What the task asks: Transcribe these lines verbatim, leaving out the pictures.

START Entries supplied

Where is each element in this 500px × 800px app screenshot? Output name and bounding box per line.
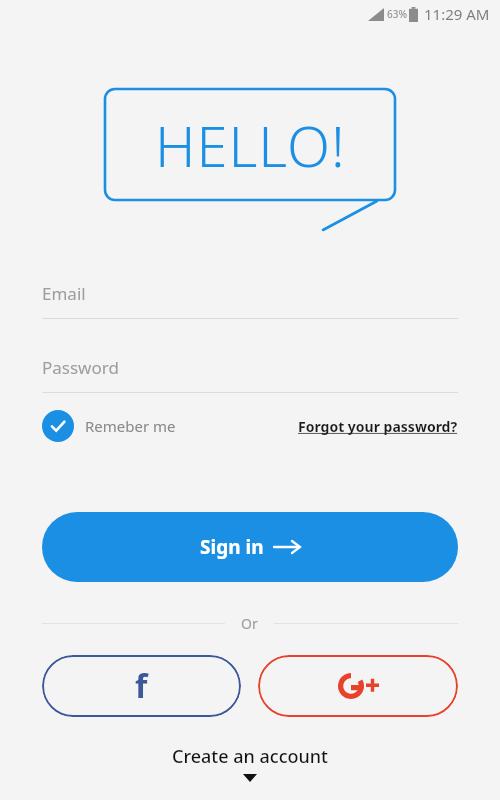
- button[interactable]: Forgot your password?: [298, 417, 458, 436]
- staticText: Create an account: [172, 744, 328, 769]
- staticText: Sign in: [200, 534, 264, 560]
- button[interactable]: Create an account: [42, 744, 458, 782]
- button[interactable]: Sign in with Google Plus: [258, 655, 458, 717]
- staticText: Forgot your password?: [298, 417, 458, 436]
- staticText: f: [135, 664, 148, 708]
- staticText: Email: [42, 282, 86, 305]
- button[interactable]: Remeber me: [42, 410, 176, 442]
- staticText: 11:29 AM: [424, 4, 490, 24]
- button[interactable]: Sign in with Facebook: [42, 655, 241, 717]
- button[interactable]: Email: [42, 282, 458, 319]
- staticText: Password: [42, 356, 119, 379]
- button[interactable]: Password: [42, 356, 458, 393]
- staticText: HELLO!: [155, 107, 346, 183]
- staticText: Remeber me: [85, 416, 176, 436]
- staticText: Or: [241, 614, 258, 633]
- button[interactable]: Sign in: [42, 512, 458, 582]
- staticText: 63%: [387, 7, 407, 21]
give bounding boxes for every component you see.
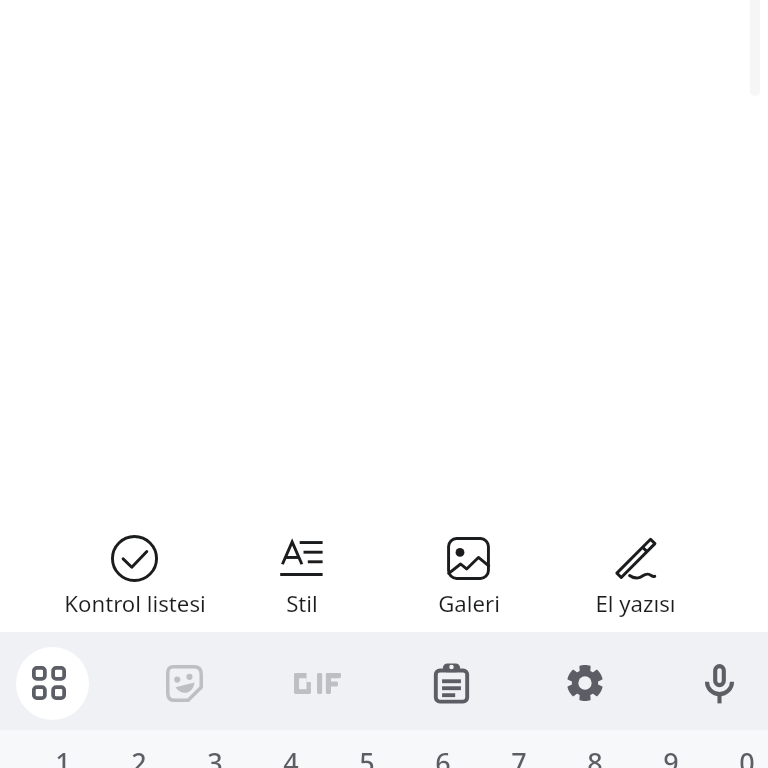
staticText: El yazısı [595,588,676,618]
staticText: 7 [511,744,527,768]
button[interactable]: Çıkartmalar [118,632,251,730]
button[interactable]: Kontrol listesi [51,514,218,632]
button[interactable]: 0 [709,730,768,768]
staticText: 3 [207,744,223,768]
button[interactable]: 3 [177,730,253,768]
staticText: Stil [286,588,318,618]
button[interactable]: 5 [329,730,405,768]
staticText: 6 [435,744,451,768]
button[interactable]: 4 [253,730,329,768]
staticText: 4 [283,744,299,768]
staticText: 8 [587,744,603,768]
button[interactable]: 9 [633,730,709,768]
button[interactable]: Stil [218,514,385,632]
button[interactable]: Sesle yazma [653,632,768,730]
staticText: Galeri [438,588,500,618]
button[interactable]: GIF [251,632,384,730]
staticText: 1 [55,744,71,768]
staticText: 2 [131,744,147,768]
button[interactable]: El yazısı [552,514,719,632]
staticText: 9 [663,744,679,768]
button[interactable]: 2 [101,730,177,768]
button[interactable]: Ayarlar [518,632,651,730]
staticText: 0 [739,744,755,768]
button[interactable]: 8 [557,730,633,768]
button[interactable]: 6 [405,730,481,768]
button[interactable]: 1 [25,730,101,768]
staticText: 5 [359,744,375,768]
button[interactable]: 7 [481,730,557,768]
button[interactable]: Galeri [385,514,552,632]
button[interactable]: Tüm özellikler [0,632,102,730]
staticText: Kontrol listesi [64,588,206,618]
button[interactable]: Pano [385,632,518,730]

END Entries supplied

Finished exercise:
Where is each element in this 500px × 800px app screenshot? Output name and bounding box per line.
- button[interactable]: Forgot your password?: [298, 417, 458, 436]
- staticText: Create an account: [172, 744, 328, 769]
- staticText: Sign in: [200, 534, 264, 560]
- button[interactable]: Create an account: [42, 744, 458, 782]
- button[interactable]: Sign in with Google Plus: [258, 655, 458, 717]
- staticText: Forgot your password?: [298, 417, 458, 436]
- staticText: f: [135, 664, 148, 708]
- staticText: Email: [42, 282, 86, 305]
- button[interactable]: Remeber me: [42, 410, 176, 442]
- staticText: 11:29 AM: [424, 4, 490, 24]
- button[interactable]: Sign in with Facebook: [42, 655, 241, 717]
- button[interactable]: Email: [42, 282, 458, 319]
- staticText: Password: [42, 356, 119, 379]
- button[interactable]: Password: [42, 356, 458, 393]
- staticText: HELLO!: [155, 107, 346, 183]
- staticText: Remeber me: [85, 416, 176, 436]
- staticText: Or: [241, 614, 258, 633]
- button[interactable]: Sign in: [42, 512, 458, 582]
- staticText: 63%: [387, 7, 407, 21]
give bounding boxes for every component you see.
staticText: El yazısı [595,588,676,618]
staticText: 7 [511,744,527,768]
button[interactable]: Çıkartmalar [118,632,251,730]
button[interactable]: Kontrol listesi [51,514,218,632]
button[interactable]: 0 [709,730,768,768]
staticText: 3 [207,744,223,768]
button[interactable]: 3 [177,730,253,768]
staticText: Stil [286,588,318,618]
button[interactable]: 5 [329,730,405,768]
staticText: 6 [435,744,451,768]
button[interactable]: 4 [253,730,329,768]
staticText: 4 [283,744,299,768]
staticText: 8 [587,744,603,768]
button[interactable]: 9 [633,730,709,768]
button[interactable]: Stil [218,514,385,632]
button[interactable]: Sesle yazma [653,632,768,730]
staticText: Galeri [438,588,500,618]
button[interactable]: GIF [251,632,384,730]
staticText: 1 [55,744,71,768]
staticText: 2 [131,744,147,768]
button[interactable]: El yazısı [552,514,719,632]
staticText: 9 [663,744,679,768]
button[interactable]: 2 [101,730,177,768]
button[interactable]: Ayarlar [518,632,651,730]
staticText: 0 [739,744,755,768]
button[interactable]: 8 [557,730,633,768]
button[interactable]: 6 [405,730,481,768]
button[interactable]: 1 [25,730,101,768]
staticText: 5 [359,744,375,768]
button[interactable]: 7 [481,730,557,768]
button[interactable]: Galeri [385,514,552,632]
button[interactable]: Tüm özellikler [0,632,102,730]
staticText: Kontrol listesi [64,588,206,618]
button[interactable]: Pano [385,632,518,730]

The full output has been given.